- **Required work**: Repeat each entry in full, exactly.

Saved entries:
_ _ _ _ _ _ _

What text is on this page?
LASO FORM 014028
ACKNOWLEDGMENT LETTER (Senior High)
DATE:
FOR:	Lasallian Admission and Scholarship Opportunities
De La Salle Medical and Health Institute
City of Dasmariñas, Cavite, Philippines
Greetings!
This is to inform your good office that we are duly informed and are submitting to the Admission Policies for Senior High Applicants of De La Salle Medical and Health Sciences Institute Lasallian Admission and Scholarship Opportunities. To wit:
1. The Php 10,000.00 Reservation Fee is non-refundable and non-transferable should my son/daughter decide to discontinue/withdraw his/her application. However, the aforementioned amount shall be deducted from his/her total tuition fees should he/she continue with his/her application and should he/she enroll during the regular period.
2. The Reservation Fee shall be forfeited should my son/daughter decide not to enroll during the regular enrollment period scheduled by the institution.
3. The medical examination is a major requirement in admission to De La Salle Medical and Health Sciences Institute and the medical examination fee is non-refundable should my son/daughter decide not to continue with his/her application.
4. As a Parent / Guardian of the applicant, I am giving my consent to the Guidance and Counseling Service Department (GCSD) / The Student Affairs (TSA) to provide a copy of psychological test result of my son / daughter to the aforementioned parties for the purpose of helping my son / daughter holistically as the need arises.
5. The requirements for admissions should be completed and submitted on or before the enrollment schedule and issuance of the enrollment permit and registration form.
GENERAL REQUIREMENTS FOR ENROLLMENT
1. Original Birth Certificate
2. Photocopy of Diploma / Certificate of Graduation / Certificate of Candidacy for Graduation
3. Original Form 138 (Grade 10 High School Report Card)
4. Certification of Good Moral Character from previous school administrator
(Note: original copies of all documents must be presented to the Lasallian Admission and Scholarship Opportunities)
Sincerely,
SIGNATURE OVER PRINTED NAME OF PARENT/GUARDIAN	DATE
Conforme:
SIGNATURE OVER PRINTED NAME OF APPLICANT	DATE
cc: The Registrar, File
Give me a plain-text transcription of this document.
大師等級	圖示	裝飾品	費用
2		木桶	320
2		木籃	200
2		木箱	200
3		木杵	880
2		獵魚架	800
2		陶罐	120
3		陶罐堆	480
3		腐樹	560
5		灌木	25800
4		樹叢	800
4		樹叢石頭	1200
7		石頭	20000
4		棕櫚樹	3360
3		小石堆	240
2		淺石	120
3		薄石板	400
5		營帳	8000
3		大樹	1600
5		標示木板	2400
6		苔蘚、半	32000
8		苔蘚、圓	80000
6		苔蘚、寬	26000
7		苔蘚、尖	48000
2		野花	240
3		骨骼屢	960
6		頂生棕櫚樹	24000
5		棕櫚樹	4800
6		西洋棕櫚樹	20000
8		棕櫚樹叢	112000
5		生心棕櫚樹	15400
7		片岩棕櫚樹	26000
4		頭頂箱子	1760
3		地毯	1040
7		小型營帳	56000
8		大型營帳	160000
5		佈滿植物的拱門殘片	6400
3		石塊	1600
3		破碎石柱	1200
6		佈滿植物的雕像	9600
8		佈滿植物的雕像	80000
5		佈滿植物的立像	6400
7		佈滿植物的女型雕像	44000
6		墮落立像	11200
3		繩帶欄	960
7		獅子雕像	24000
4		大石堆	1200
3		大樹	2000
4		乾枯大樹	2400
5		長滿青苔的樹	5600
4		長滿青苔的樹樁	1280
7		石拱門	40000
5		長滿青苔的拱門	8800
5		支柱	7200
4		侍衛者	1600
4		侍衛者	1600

_ _ _ _ _ _ _

- **Task solution**:
What text is on this page?
LASO FORM 014028
ACKNOWLEDGMENT LETTER (Senior High)
DATE:
FOR:	Lasallian Admission and Scholarship Opportunities
De La Salle Medical and Health Institute
City of Dasmariñas, Cavite, Philippines
Greetings!
This is to inform your good office that we are duly informed and are submitting to the Admission Policies for Senior High Applicants of De La Salle Medical and Health Sciences Institute Lasallian Admission and Scholarship Opportunities. To wit:
1. The Php 10,000.00 Reservation Fee is non-refundable and non-transferable should my son/daughter decide to discontinue/withdraw his/her application. However, the aforementioned amount shall be deducted from his/her total tuition fees should he/she continue with his/her application and should he/she enroll during the regular period.
2. The Reservation Fee shall be forfeited should my son/daughter decide not to enroll during the regular enrollment period scheduled by the institution.
3. The medical examination is a major requirement in admission to De La Salle Medical and Health Sciences Institute and the medical examination fee is non-refundable should my son/daughter decide not to continue with his/her application.
4. As a Parent / Guardian of the applicant, I am giving my consent to the Guidance and Counseling Service Department (GCSD) / The Student Affairs (TSA) to provide a copy of psychological test result of my son / daughter to the aforementioned parties for the purpose of helping my son / daughter holistically as the need arises.
5. The requirements for admissions should be completed and submitted on or before the enrollment schedule and issuance of the enrollment permit and registration form.
GENERAL REQUIREMENTS FOR ENROLLMENT
1. Original Birth Certificate
2. Photocopy of Diploma / Certificate of Graduation / Certificate of Candidacy for Graduation
3. Original Form 138 (Grade 10 High School Report Card)
4. Certification of Good Moral Character from previous school administrator
(Note: original copies of all documents must be presented to the Lasallian Admission and Scholarship Opportunities)
Sincerely,
SIGNATURE OVER PRINTED NAME OF PARENT/GUARDIAN	DATE
Conforme:
SIGNATURE OVER PRINTED NAME OF APPLICANT	DATE
cc: The Registrar, File
Give me a plain-text transcription of this document.
大師等級	圖示	裝飾品	費用
2		木桶	320
2		木籃	200
2		木箱	200
3		木杵	880
2		獵魚架	800
2		陶罐	120
3		陶罐堆	480
3		腐樹	560
5		灌木	25800
4		樹叢	800
4		樹叢石頭	1200
7		石頭	20000
4		棕櫚樹	3360
3		小石堆	240
2		淺石	120
3		薄石板	400
5		營帳	8000
3		大樹	1600
5		標示木板	2400
6		苔蘚、半	32000
8		苔蘚、圓	80000
6		苔蘚、寬	26000
7		苔蘚、尖	48000
2		野花	240
3		骨骼屢	960
6		頂生棕櫚樹	24000
5		棕櫚樹	4800
6		西洋棕櫚樹	20000
8		棕櫚樹叢	112000
5		生心棕櫚樹	15400
7		片岩棕櫚樹	26000
4		頭頂箱子	1760
3		地毯	1040
7		小型營帳	56000
8		大型營帳	160000
5		佈滿植物的拱門殘片	6400
3		石塊	1600
3		破碎石柱	1200
6		佈滿植物的雕像	9600
8		佈滿植物的雕像	80000
5		佈滿植物的立像	6400
7		佈滿植物的女型雕像	44000
6		墮落立像	11200
3		繩帶欄	960
7		獅子雕像	24000
4		大石堆	1200
3		大樹	2000
4		乾枯大樹	2400
5		長滿青苔的樹	5600
4		長滿青苔的樹樁	1280
7		石拱門	40000
5		長滿青苔的拱門	8800
5		支柱	7200
4		侍衛者	1600
4		侍衛者	1600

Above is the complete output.